▶ [Requirement] Give every line below again, exactly.
--- Begin Dataset entries ---
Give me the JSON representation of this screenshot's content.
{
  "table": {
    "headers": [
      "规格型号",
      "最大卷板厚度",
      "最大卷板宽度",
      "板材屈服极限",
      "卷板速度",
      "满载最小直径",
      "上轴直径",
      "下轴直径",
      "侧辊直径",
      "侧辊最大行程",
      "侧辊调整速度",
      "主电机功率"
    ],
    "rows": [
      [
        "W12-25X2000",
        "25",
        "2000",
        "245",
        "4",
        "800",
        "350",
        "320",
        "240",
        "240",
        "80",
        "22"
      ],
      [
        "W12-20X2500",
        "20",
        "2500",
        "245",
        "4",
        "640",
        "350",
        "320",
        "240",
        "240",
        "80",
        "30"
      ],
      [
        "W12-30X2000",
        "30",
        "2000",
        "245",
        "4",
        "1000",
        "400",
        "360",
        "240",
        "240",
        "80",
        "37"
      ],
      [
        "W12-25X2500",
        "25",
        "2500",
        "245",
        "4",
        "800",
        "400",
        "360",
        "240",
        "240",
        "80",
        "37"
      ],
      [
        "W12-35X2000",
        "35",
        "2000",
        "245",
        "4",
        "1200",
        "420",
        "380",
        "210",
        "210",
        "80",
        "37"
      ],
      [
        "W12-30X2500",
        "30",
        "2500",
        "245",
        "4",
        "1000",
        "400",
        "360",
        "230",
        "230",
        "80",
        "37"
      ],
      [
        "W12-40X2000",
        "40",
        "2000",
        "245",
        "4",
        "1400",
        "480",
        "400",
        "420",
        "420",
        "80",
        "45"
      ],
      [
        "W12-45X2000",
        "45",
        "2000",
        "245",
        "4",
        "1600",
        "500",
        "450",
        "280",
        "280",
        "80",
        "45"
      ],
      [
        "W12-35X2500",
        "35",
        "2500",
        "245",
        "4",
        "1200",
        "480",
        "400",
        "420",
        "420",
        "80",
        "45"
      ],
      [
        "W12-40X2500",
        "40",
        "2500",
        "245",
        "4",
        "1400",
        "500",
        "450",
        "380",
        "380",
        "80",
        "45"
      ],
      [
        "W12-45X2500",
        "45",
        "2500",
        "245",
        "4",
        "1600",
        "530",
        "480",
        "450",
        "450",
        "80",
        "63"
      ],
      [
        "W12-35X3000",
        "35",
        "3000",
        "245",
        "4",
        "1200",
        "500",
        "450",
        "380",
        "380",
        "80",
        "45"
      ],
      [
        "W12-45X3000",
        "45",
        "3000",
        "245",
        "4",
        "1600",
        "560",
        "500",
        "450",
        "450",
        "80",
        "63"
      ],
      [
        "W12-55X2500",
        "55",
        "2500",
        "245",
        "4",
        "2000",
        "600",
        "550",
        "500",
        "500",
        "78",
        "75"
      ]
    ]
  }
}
--- End Dataset entries ---
▶ [Written response]
Give me the JSON representation of this screenshot's content.
{
  "table": {
    "headers": [
      "规格型号",
      "最大卷板厚度",
      "最大卷板宽度",
      "板材屈服极限",
      "卷板速度",
      "满载最小直径",
      "上轴直径",
      "下轴直径",
      "侧辊直径",
      "侧辊最大行程",
      "侧辊调整速度",
      "主电机功率"
    ],
    "rows": [
      [
        "W12-25X2000",
        "25",
        "2000",
        "245",
        "4",
        "800",
        "350",
        "320",
        "240",
        "240",
        "80",
        "22"
      ],
      [
        "W12-20X2500",
        "20",
        "2500",
        "245",
        "4",
        "640",
        "350",
        "320",
        "240",
        "240",
        "80",
        "30"
      ],
      [
        "W12-30X2000",
        "30",
        "2000",
        "245",
        "4",
        "1000",
        "400",
        "360",
        "240",
        "240",
        "80",
        "37"
      ],
      [
        "W12-25X2500",
        "25",
        "2500",
        "245",
        "4",
        "800",
        "400",
        "360",
        "240",
        "240",
        "80",
        "37"
      ],
      [
        "W12-35X2000",
        "35",
        "2000",
        "245",
        "4",
        "1200",
        "420",
        "380",
        "210",
        "210",
        "80",
        "37"
      ],
      [
        "W12-30X2500",
        "30",
        "2500",
        "245",
        "4",
        "1000",
        "400",
        "360",
        "230",
        "230",
        "80",
        "37"
      ],
      [
        "W12-40X2000",
        "40",
        "2000",
        "245",
        "4",
        "1400",
        "480",
        "400",
        "420",
        "420",
        "80",
        "45"
      ],
      [
        "W12-45X2000",
        "45",
        "2000",
        "245",
        "4",
        "1600",
        "500",
        "450",
        "280",
        "280",
        "80",
        "45"
      ],
      [
        "W12-35X2500",
        "35",
        "2500",
        "245",
        "4",
        "1200",
        "480",
        "400",
        "420",
        "420",
        "80",
        "45"
      ],
      [
        "W12-40X2500",
        "40",
        "2500",
        "245",
        "4",
        "1400",
        "500",
        "450",
        "380",
        "380",
        "80",
        "45"
      ],
      [
        "W12-45X2500",
        "45",
        "2500",
        "245",
        "4",
        "1600",
        "530",
        "480",
        "450",
        "450",
        "80",
        "63"
      ],
      [
        "W12-35X3000",
        "35",
        "3000",
        "245",
        "4",
        "1200",
        "500",
        "450",
        "380",
        "380",
        "80",
        "45"
      ],
      [
        "W12-45X3000",
        "45",
        "3000",
        "245",
        "4",
        "1600",
        "560",
        "500",
        "450",
        "450",
        "80",
        "63"
      ],
      [
        "W12-55X2500",
        "55",
        "2500",
        "245",
        "4",
        "2000",
        "600",
        "550",
        "500",
        "500",
        "78",
        "75"
      ]
    ]
  }
}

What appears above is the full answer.